- **AIM OF THE EXERCISE**
Quote every line below exactly and skip any picture.

⟨

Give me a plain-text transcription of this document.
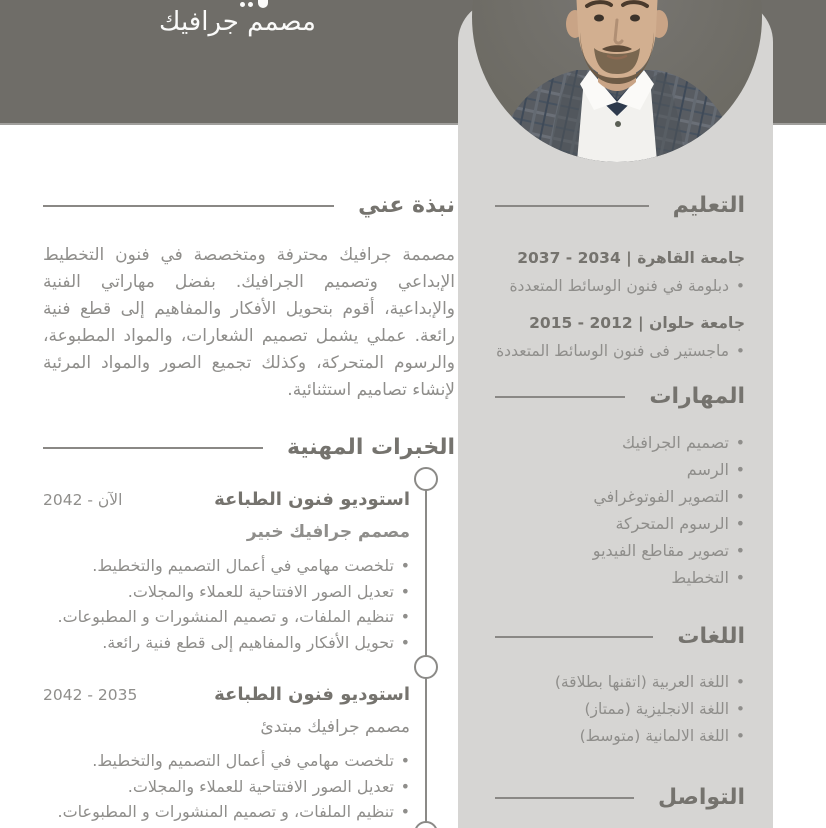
مصمم جرافيك
نبذة عني

مصممة جرافيك محترفة ومتخصصة في فنون التخطيط الإبداعي وتصميم الجرافيك. بفضل مهاراتي الفنية والإبداعية، أقوم بتحويل الأفكار والمفاهيم إلى قطع فنية رائعة. عملي يشمل تصميم الشعارات، والمواد المطبوعة، والرسوم المتحركة، وكذلك تجميع الصور والمواد المرئية لإنشاء تصاميم استثنائية.

الخبرات المهنية
استوديو فنون الطباعة
الآن - 2042
مصمم جرافيك خبير
• تلخصت مهامي في أعمال التصميم والتخطيط.
• تعديل الصور الافتتاحية للعملاء والمجلات.
• تنظيم الملفات، و تصميم المنشورات و المطبوعات.
• تحويل الأفكار والمفاهيم إلى قطع فنية رائعة.
استوديو فنون الطباعة
2035 - 2042
مصمم جرافيك مبتدئ
• تلخصت مهامي في أعمال التصميم والتخطيط.
• تعديل الصور الافتتاحية للعملاء والمجلات.
• تنظيم الملفات، و تصميم المنشورات و المطبوعات.
التعليم
جامعة القاهرة | 2034 - 2037
• دبلومة في فنون الوسائط المتعددة
جامعة حلوان | 2012 - 2015
• ماجستير فى فنون الوسائط المتعددة
المهارات
• تصميم الجرافيك
• الرسم
• التصوير الفوتوغرافي
• الرسوم المتحركة
• تصوير مقاطع الفيديو
• التخطيط
اللغات
• اللغة العربية (اتقنها بطلاقة)
• اللغة الانجليزية (ممتاز)
• اللغة الالمانية (متوسط)
التواصل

⟩

- **OUTPUT FOR THIS TASK**
Give me a plain-text transcription of this document.
مصمم جرافيك
نبذة عني

مصممة جرافيك محترفة ومتخصصة في فنون التخطيط الإبداعي وتصميم الجرافيك. بفضل مهاراتي الفنية والإبداعية، أقوم بتحويل الأفكار والمفاهيم إلى قطع فنية رائعة. عملي يشمل تصميم الشعارات، والمواد المطبوعة، والرسوم المتحركة، وكذلك تجميع الصور والمواد المرئية لإنشاء تصاميم استثنائية.

الخبرات المهنية
استوديو فنون الطباعة
الآن - 2042
مصمم جرافيك خبير
• تلخصت مهامي في أعمال التصميم والتخطيط.
• تعديل الصور الافتتاحية للعملاء والمجلات.
• تنظيم الملفات، و تصميم المنشورات و المطبوعات.
• تحويل الأفكار والمفاهيم إلى قطع فنية رائعة.
استوديو فنون الطباعة
2035 - 2042
مصمم جرافيك مبتدئ
• تلخصت مهامي في أعمال التصميم والتخطيط.
• تعديل الصور الافتتاحية للعملاء والمجلات.
• تنظيم الملفات، و تصميم المنشورات و المطبوعات.
التعليم
جامعة القاهرة | 2034 - 2037
• دبلومة في فنون الوسائط المتعددة
جامعة حلوان | 2012 - 2015
• ماجستير فى فنون الوسائط المتعددة
المهارات
• تصميم الجرافيك
• الرسم
• التصوير الفوتوغرافي
• الرسوم المتحركة
• تصوير مقاطع الفيديو
• التخطيط
اللغات
• اللغة العربية (اتقنها بطلاقة)
• اللغة الانجليزية (ممتاز)
• اللغة الالمانية (متوسط)
التواصل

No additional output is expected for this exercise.